### WORK TO COMPLETE
Exactly reproduce the lines that follow.

━━━━

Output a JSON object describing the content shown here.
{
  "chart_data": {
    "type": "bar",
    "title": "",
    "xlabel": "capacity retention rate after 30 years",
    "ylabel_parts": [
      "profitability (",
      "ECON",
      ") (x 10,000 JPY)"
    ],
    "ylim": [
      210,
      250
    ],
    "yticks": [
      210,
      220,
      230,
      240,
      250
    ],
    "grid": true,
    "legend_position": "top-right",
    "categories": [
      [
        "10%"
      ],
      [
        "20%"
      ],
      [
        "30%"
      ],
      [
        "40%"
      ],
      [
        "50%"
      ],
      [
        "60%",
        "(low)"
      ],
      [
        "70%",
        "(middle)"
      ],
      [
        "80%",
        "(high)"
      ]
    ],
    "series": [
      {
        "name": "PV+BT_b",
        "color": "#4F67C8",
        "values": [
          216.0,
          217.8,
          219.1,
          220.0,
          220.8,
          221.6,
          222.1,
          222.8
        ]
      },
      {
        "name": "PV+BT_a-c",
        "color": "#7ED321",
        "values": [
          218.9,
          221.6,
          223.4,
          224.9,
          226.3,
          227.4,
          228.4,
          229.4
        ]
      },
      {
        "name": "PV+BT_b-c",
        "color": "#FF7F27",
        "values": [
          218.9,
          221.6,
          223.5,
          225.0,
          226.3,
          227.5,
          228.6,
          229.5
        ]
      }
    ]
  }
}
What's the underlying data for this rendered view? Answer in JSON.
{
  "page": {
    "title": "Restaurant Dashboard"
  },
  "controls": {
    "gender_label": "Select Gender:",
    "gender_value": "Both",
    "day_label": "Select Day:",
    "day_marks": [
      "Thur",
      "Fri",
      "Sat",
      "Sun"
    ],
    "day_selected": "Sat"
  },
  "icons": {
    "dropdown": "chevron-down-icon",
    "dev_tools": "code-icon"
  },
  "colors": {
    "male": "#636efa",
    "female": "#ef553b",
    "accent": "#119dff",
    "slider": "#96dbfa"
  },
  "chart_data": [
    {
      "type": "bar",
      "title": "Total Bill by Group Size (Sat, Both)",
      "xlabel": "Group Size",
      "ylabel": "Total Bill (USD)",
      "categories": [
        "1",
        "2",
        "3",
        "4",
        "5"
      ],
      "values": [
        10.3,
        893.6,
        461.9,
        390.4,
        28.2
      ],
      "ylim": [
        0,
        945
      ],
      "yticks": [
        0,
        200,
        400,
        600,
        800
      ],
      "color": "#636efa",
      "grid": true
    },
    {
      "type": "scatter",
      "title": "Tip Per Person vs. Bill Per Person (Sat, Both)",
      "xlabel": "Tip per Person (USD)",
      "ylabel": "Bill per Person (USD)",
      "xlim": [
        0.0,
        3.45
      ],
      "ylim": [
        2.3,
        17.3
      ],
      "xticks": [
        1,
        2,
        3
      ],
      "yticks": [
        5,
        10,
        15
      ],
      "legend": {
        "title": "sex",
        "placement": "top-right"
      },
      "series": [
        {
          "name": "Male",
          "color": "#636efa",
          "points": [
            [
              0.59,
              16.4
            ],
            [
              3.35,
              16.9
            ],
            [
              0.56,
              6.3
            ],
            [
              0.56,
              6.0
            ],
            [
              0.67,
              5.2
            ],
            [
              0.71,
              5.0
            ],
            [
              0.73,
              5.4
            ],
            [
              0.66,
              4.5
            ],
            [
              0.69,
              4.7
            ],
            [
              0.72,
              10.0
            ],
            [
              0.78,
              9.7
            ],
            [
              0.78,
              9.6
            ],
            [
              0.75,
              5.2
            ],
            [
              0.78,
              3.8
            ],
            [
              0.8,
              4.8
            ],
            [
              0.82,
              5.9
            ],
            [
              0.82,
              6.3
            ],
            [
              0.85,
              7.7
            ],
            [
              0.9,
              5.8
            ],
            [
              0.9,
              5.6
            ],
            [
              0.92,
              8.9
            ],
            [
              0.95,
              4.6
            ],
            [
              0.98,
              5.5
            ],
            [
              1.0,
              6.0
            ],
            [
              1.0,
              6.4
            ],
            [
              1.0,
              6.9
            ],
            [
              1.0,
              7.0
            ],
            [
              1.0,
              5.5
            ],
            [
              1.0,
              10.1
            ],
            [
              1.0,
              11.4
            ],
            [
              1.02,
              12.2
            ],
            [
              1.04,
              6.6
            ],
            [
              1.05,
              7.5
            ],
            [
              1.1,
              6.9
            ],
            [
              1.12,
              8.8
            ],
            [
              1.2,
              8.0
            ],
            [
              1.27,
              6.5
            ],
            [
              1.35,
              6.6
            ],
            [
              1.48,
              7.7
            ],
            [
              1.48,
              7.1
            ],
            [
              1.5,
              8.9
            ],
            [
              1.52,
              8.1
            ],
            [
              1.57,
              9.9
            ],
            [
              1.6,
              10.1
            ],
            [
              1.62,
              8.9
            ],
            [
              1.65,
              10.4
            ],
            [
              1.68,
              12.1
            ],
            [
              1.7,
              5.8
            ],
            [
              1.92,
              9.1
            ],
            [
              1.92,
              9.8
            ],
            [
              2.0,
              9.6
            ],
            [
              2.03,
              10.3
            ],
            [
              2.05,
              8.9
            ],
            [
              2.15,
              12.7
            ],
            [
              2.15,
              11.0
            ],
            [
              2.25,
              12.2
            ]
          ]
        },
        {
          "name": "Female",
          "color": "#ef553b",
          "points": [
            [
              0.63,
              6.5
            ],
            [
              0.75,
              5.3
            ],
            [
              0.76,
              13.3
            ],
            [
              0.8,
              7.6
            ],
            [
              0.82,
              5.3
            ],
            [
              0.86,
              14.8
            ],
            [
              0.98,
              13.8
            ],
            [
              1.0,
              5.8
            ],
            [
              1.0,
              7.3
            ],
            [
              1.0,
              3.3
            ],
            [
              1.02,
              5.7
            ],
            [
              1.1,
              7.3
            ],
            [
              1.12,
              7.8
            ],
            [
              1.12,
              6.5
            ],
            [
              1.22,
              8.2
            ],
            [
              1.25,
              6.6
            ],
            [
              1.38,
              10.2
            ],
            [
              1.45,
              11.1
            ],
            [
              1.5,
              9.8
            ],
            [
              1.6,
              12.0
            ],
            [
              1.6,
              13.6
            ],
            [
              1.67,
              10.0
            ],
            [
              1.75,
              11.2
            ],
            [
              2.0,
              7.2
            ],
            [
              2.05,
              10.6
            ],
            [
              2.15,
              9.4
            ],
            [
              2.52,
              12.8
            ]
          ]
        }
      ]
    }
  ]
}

━━━━

### FULL OUTPUT
Output a JSON object describing the content shown here.
{
  "chart_data": {
    "type": "bar",
    "title": "",
    "xlabel": "capacity retention rate after 30 years",
    "ylabel_parts": [
      "profitability (",
      "ECON",
      ") (x 10,000 JPY)"
    ],
    "ylim": [
      210,
      250
    ],
    "yticks": [
      210,
      220,
      230,
      240,
      250
    ],
    "grid": true,
    "legend_position": "top-right",
    "categories": [
      [
        "10%"
      ],
      [
        "20%"
      ],
      [
        "30%"
      ],
      [
        "40%"
      ],
      [
        "50%"
      ],
      [
        "60%",
        "(low)"
      ],
      [
        "70%",
        "(middle)"
      ],
      [
        "80%",
        "(high)"
      ]
    ],
    "series": [
      {
        "name": "PV+BT_b",
        "color": "#4F67C8",
        "values": [
          216.0,
          217.8,
          219.1,
          220.0,
          220.8,
          221.6,
          222.1,
          222.8
        ]
      },
      {
        "name": "PV+BT_a-c",
        "color": "#7ED321",
        "values": [
          218.9,
          221.6,
          223.4,
          224.9,
          226.3,
          227.4,
          228.4,
          229.4
        ]
      },
      {
        "name": "PV+BT_b-c",
        "color": "#FF7F27",
        "values": [
          218.9,
          221.6,
          223.5,
          225.0,
          226.3,
          227.5,
          228.6,
          229.5
        ]
      }
    ]
  }
}
What's the underlying data for this rendered view? Answer in JSON.
{
  "page": {
    "title": "Restaurant Dashboard"
  },
  "controls": {
    "gender_label": "Select Gender:",
    "gender_value": "Both",
    "day_label": "Select Day:",
    "day_marks": [
      "Thur",
      "Fri",
      "Sat",
      "Sun"
    ],
    "day_selected": "Sat"
  },
  "icons": {
    "dropdown": "chevron-down-icon",
    "dev_tools": "code-icon"
  },
  "colors": {
    "male": "#636efa",
    "female": "#ef553b",
    "accent": "#119dff",
    "slider": "#96dbfa"
  },
  "chart_data": [
    {
      "type": "bar",
      "title": "Total Bill by Group Size (Sat, Both)",
      "xlabel": "Group Size",
      "ylabel": "Total Bill (USD)",
      "categories": [
        "1",
        "2",
        "3",
        "4",
        "5"
      ],
      "values": [
        10.3,
        893.6,
        461.9,
        390.4,
        28.2
      ],
      "ylim": [
        0,
        945
      ],
      "yticks": [
        0,
        200,
        400,
        600,
        800
      ],
      "color": "#636efa",
      "grid": true
    },
    {
      "type": "scatter",
      "title": "Tip Per Person vs. Bill Per Person (Sat, Both)",
      "xlabel": "Tip per Person (USD)",
      "ylabel": "Bill per Person (USD)",
      "xlim": [
        0.0,
        3.45
      ],
      "ylim": [
        2.3,
        17.3
      ],
      "xticks": [
        1,
        2,
        3
      ],
      "yticks": [
        5,
        10,
        15
      ],
      "legend": {
        "title": "sex",
        "placement": "top-right"
      },
      "series": [
        {
          "name": "Male",
          "color": "#636efa",
          "points": [
            [
              0.59,
              16.4
            ],
            [
              3.35,
              16.9
            ],
            [
              0.56,
              6.3
            ],
            [
              0.56,
              6.0
            ],
            [
              0.67,
              5.2
            ],
            [
              0.71,
              5.0
            ],
            [
              0.73,
              5.4
            ],
            [
              0.66,
              4.5
            ],
            [
              0.69,
              4.7
            ],
            [
              0.72,
              10.0
            ],
            [
              0.78,
              9.7
            ],
            [
              0.78,
              9.6
            ],
            [
              0.75,
              5.2
            ],
            [
              0.78,
              3.8
            ],
            [
              0.8,
              4.8
            ],
            [
              0.82,
              5.9
            ],
            [
              0.82,
              6.3
            ],
            [
              0.85,
              7.7
            ],
            [
              0.9,
              5.8
            ],
            [
              0.9,
              5.6
            ],
            [
              0.92,
              8.9
            ],
            [
              0.95,
              4.6
            ],
            [
              0.98,
              5.5
            ],
            [
              1.0,
              6.0
            ],
            [
              1.0,
              6.4
            ],
            [
              1.0,
              6.9
            ],
            [
              1.0,
              7.0
            ],
            [
              1.0,
              5.5
            ],
            [
              1.0,
              10.1
            ],
            [
              1.0,
              11.4
            ],
            [
              1.02,
              12.2
            ],
            [
              1.04,
              6.6
            ],
            [
              1.05,
              7.5
            ],
            [
              1.1,
              6.9
            ],
            [
              1.12,
              8.8
            ],
            [
              1.2,
              8.0
            ],
            [
              1.27,
              6.5
            ],
            [
              1.35,
              6.6
            ],
            [
              1.48,
              7.7
            ],
            [
              1.48,
              7.1
            ],
            [
              1.5,
              8.9
            ],
            [
              1.52,
              8.1
            ],
            [
              1.57,
              9.9
            ],
            [
              1.6,
              10.1
            ],
            [
              1.62,
              8.9
            ],
            [
              1.65,
              10.4
            ],
            [
              1.68,
              12.1
            ],
            [
              1.7,
              5.8
            ],
            [
              1.92,
              9.1
            ],
            [
              1.92,
              9.8
            ],
            [
              2.0,
              9.6
            ],
            [
              2.03,
              10.3
            ],
            [
              2.05,
              8.9
            ],
            [
              2.15,
              12.7
            ],
            [
              2.15,
              11.0
            ],
            [
              2.25,
              12.2
            ]
          ]
        },
        {
          "name": "Female",
          "color": "#ef553b",
          "points": [
            [
              0.63,
              6.5
            ],
            [
              0.75,
              5.3
            ],
            [
              0.76,
              13.3
            ],
            [
              0.8,
              7.6
            ],
            [
              0.82,
              5.3
            ],
            [
              0.86,
              14.8
            ],
            [
              0.98,
              13.8
            ],
            [
              1.0,
              5.8
            ],
            [
              1.0,
              7.3
            ],
            [
              1.0,
              3.3
            ],
            [
              1.02,
              5.7
            ],
            [
              1.1,
              7.3
            ],
            [
              1.12,
              7.8
            ],
            [
              1.12,
              6.5
            ],
            [
              1.22,
              8.2
            ],
            [
              1.25,
              6.6
            ],
            [
              1.38,
              10.2
            ],
            [
              1.45,
              11.1
            ],
            [
              1.5,
              9.8
            ],
            [
              1.6,
              12.0
            ],
            [
              1.6,
              13.6
            ],
            [
              1.67,
              10.0
            ],
            [
              1.75,
              11.2
            ],
            [
              2.0,
              7.2
            ],
            [
              2.05,
              10.6
            ],
            [
              2.15,
              9.4
            ],
            [
              2.52,
              12.8
            ]
          ]
        }
      ]
    }
  ]
}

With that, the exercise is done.